Records follow. Select each line holding "事业收入".

--------------------

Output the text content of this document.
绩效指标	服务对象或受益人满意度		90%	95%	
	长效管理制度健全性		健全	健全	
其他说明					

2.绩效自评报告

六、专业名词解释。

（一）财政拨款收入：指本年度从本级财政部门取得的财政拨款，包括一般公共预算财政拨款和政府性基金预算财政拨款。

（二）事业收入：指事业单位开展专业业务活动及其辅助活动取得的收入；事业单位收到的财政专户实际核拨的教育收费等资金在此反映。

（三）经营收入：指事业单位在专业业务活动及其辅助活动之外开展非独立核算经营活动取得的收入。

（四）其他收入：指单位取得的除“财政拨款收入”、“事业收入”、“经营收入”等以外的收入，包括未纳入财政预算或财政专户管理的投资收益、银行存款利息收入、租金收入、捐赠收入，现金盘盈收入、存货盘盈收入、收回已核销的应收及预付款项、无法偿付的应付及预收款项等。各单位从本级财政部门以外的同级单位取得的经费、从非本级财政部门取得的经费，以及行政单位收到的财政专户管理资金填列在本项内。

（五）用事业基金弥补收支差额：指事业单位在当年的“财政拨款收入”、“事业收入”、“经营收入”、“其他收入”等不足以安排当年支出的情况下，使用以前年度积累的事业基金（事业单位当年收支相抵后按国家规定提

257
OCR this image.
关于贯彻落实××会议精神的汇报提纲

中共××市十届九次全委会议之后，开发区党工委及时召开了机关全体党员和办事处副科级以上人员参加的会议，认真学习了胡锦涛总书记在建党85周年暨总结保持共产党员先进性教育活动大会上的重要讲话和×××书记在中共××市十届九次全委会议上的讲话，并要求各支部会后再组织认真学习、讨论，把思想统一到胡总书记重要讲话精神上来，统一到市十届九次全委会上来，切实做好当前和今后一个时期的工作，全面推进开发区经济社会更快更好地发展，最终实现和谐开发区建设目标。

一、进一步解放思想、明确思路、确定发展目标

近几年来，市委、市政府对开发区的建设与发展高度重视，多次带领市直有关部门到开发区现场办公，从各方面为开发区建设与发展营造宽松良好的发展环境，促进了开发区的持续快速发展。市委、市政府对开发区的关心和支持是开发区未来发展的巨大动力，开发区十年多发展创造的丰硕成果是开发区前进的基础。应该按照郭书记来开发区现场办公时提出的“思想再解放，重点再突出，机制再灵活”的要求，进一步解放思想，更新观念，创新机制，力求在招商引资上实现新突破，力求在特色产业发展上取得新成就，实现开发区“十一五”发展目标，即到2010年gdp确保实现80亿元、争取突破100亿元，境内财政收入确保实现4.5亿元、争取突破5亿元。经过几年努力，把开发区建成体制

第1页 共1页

--------------------

Written solution:
（二）事业收入：指事业单位开展专业业务活动及其辅助活动取得的收入；事业单位收到的财政专户实际核拨的教育收费等资金在此反映。
（四）其他收入：指单位取得的除“财政拨款收入”、“事业收入”、“经营收入”等以外的收入，包括未纳入财政预算或财政专户管理的投资收益、银行存款利息收入、租金收入、捐赠收入，现金盘盈收入、存货盘盈收入、收回已核销的应收及预付款项、无法偿付的应付及预收款项等。各单位从本级财政部门以外的同级单位取得的经费、从非本级财政部门取得的经费，以及行政单位收到的财政专户管理资金填列在本项内。
（五）用事业基金弥补收支差额：指事业单位在当年的“财政拨款收入”、“事业收入”、“经营收入”、“其他收入”等不足以安排当年支出的情况下，使用以前年度积累的事业基金（事业单位当年收支相抵后按国家规定提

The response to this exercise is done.